Data to process —
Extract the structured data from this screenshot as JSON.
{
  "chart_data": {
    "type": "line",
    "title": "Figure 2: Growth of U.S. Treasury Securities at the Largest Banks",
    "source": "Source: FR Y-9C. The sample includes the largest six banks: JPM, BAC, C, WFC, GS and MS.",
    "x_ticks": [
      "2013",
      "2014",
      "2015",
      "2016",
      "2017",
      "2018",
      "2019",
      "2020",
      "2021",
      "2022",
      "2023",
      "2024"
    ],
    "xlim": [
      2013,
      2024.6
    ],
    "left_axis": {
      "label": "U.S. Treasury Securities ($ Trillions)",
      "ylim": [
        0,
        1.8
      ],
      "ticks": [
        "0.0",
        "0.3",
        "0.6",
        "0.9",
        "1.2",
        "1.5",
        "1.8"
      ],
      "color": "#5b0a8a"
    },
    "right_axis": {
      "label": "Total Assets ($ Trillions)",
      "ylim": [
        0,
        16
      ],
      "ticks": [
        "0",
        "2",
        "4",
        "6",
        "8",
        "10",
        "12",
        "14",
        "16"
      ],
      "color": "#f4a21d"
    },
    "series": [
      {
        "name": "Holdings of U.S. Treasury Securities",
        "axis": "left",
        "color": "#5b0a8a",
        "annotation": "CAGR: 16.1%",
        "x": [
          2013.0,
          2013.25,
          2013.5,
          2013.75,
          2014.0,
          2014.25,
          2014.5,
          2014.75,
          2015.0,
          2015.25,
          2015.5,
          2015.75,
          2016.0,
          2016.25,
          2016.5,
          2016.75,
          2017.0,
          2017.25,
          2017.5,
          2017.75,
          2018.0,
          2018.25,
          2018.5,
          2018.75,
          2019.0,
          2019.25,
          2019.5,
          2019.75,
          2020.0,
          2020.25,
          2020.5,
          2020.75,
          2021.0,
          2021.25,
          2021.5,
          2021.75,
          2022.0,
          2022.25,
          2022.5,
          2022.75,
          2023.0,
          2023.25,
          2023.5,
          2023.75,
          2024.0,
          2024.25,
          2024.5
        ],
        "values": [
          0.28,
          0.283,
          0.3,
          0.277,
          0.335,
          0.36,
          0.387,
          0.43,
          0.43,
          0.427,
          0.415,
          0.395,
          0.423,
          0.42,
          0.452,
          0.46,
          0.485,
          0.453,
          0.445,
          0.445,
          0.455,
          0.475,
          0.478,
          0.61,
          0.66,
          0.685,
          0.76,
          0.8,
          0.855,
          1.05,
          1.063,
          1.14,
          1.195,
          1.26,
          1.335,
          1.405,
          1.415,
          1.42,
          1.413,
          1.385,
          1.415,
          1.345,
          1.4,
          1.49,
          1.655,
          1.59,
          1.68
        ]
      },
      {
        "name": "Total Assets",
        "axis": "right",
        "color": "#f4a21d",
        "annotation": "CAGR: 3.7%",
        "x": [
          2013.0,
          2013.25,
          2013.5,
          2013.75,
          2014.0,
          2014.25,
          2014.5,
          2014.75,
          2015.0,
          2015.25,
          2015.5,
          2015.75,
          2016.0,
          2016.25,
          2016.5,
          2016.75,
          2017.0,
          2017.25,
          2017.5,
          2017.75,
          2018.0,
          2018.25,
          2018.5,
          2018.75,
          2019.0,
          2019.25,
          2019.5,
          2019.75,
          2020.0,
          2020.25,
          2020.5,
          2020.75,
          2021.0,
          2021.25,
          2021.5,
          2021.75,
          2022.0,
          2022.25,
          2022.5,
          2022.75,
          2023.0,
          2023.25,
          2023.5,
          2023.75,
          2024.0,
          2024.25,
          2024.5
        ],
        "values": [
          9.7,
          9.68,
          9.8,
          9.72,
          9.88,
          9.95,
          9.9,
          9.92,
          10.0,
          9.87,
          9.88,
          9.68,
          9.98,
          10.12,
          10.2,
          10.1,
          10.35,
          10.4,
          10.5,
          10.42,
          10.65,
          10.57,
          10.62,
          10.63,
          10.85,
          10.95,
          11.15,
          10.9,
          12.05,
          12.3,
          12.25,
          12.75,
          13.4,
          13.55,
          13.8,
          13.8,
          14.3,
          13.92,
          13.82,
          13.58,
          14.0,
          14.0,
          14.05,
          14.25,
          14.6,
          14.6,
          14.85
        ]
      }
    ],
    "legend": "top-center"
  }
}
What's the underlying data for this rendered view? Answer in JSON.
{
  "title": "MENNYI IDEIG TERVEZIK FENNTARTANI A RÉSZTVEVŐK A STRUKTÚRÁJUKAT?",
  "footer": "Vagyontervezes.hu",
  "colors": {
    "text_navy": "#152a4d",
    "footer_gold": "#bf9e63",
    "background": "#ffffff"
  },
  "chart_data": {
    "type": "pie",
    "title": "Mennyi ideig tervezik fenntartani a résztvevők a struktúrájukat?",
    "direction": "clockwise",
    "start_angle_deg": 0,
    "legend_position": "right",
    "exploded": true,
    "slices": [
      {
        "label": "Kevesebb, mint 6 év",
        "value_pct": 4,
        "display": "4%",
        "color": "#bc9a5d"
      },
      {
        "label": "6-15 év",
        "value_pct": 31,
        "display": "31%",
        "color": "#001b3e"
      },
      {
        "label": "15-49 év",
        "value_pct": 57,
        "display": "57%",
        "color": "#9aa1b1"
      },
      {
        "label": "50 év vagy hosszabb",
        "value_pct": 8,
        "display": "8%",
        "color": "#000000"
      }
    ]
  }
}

Exercise instructions —
Repeat every record exactly as written, please.

Answer to the task —
Extract the structured data from this screenshot as JSON.
{
  "chart_data": {
    "type": "line",
    "title": "Figure 2: Growth of U.S. Treasury Securities at the Largest Banks",
    "source": "Source: FR Y-9C. The sample includes the largest six banks: JPM, BAC, C, WFC, GS and MS.",
    "x_ticks": [
      "2013",
      "2014",
      "2015",
      "2016",
      "2017",
      "2018",
      "2019",
      "2020",
      "2021",
      "2022",
      "2023",
      "2024"
    ],
    "xlim": [
      2013,
      2024.6
    ],
    "left_axis": {
      "label": "U.S. Treasury Securities ($ Trillions)",
      "ylim": [
        0,
        1.8
      ],
      "ticks": [
        "0.0",
        "0.3",
        "0.6",
        "0.9",
        "1.2",
        "1.5",
        "1.8"
      ],
      "color": "#5b0a8a"
    },
    "right_axis": {
      "label": "Total Assets ($ Trillions)",
      "ylim": [
        0,
        16
      ],
      "ticks": [
        "0",
        "2",
        "4",
        "6",
        "8",
        "10",
        "12",
        "14",
        "16"
      ],
      "color": "#f4a21d"
    },
    "series": [
      {
        "name": "Holdings of U.S. Treasury Securities",
        "axis": "left",
        "color": "#5b0a8a",
        "annotation": "CAGR: 16.1%",
        "x": [
          2013.0,
          2013.25,
          2013.5,
          2013.75,
          2014.0,
          2014.25,
          2014.5,
          2014.75,
          2015.0,
          2015.25,
          2015.5,
          2015.75,
          2016.0,
          2016.25,
          2016.5,
          2016.75,
          2017.0,
          2017.25,
          2017.5,
          2017.75,
          2018.0,
          2018.25,
          2018.5,
          2018.75,
          2019.0,
          2019.25,
          2019.5,
          2019.75,
          2020.0,
          2020.25,
          2020.5,
          2020.75,
          2021.0,
          2021.25,
          2021.5,
          2021.75,
          2022.0,
          2022.25,
          2022.5,
          2022.75,
          2023.0,
          2023.25,
          2023.5,
          2023.75,
          2024.0,
          2024.25,
          2024.5
        ],
        "values": [
          0.28,
          0.283,
          0.3,
          0.277,
          0.335,
          0.36,
          0.387,
          0.43,
          0.43,
          0.427,
          0.415,
          0.395,
          0.423,
          0.42,
          0.452,
          0.46,
          0.485,
          0.453,
          0.445,
          0.445,
          0.455,
          0.475,
          0.478,
          0.61,
          0.66,
          0.685,
          0.76,
          0.8,
          0.855,
          1.05,
          1.063,
          1.14,
          1.195,
          1.26,
          1.335,
          1.405,
          1.415,
          1.42,
          1.413,
          1.385,
          1.415,
          1.345,
          1.4,
          1.49,
          1.655,
          1.59,
          1.68
        ]
      },
      {
        "name": "Total Assets",
        "axis": "right",
        "color": "#f4a21d",
        "annotation": "CAGR: 3.7%",
        "x": [
          2013.0,
          2013.25,
          2013.5,
          2013.75,
          2014.0,
          2014.25,
          2014.5,
          2014.75,
          2015.0,
          2015.25,
          2015.5,
          2015.75,
          2016.0,
          2016.25,
          2016.5,
          2016.75,
          2017.0,
          2017.25,
          2017.5,
          2017.75,
          2018.0,
          2018.25,
          2018.5,
          2018.75,
          2019.0,
          2019.25,
          2019.5,
          2019.75,
          2020.0,
          2020.25,
          2020.5,
          2020.75,
          2021.0,
          2021.25,
          2021.5,
          2021.75,
          2022.0,
          2022.25,
          2022.5,
          2022.75,
          2023.0,
          2023.25,
          2023.5,
          2023.75,
          2024.0,
          2024.25,
          2024.5
        ],
        "values": [
          9.7,
          9.68,
          9.8,
          9.72,
          9.88,
          9.95,
          9.9,
          9.92,
          10.0,
          9.87,
          9.88,
          9.68,
          9.98,
          10.12,
          10.2,
          10.1,
          10.35,
          10.4,
          10.5,
          10.42,
          10.65,
          10.57,
          10.62,
          10.63,
          10.85,
          10.95,
          11.15,
          10.9,
          12.05,
          12.3,
          12.25,
          12.75,
          13.4,
          13.55,
          13.8,
          13.8,
          14.3,
          13.92,
          13.82,
          13.58,
          14.0,
          14.0,
          14.05,
          14.25,
          14.6,
          14.6,
          14.85
        ]
      }
    ],
    "legend": "top-center"
  }
}
What's the underlying data for this rendered view? Answer in JSON.
{
  "title": "MENNYI IDEIG TERVEZIK FENNTARTANI A RÉSZTVEVŐK A STRUKTÚRÁJUKAT?",
  "footer": "Vagyontervezes.hu",
  "colors": {
    "text_navy": "#152a4d",
    "footer_gold": "#bf9e63",
    "background": "#ffffff"
  },
  "chart_data": {
    "type": "pie",
    "title": "Mennyi ideig tervezik fenntartani a résztvevők a struktúrájukat?",
    "direction": "clockwise",
    "start_angle_deg": 0,
    "legend_position": "right",
    "exploded": true,
    "slices": [
      {
        "label": "Kevesebb, mint 6 év",
        "value_pct": 4,
        "display": "4%",
        "color": "#bc9a5d"
      },
      {
        "label": "6-15 év",
        "value_pct": 31,
        "display": "31%",
        "color": "#001b3e"
      },
      {
        "label": "15-49 év",
        "value_pct": 57,
        "display": "57%",
        "color": "#9aa1b1"
      },
      {
        "label": "50 év vagy hosszabb",
        "value_pct": 8,
        "display": "8%",
        "color": "#000000"
      }
    ]
  }
}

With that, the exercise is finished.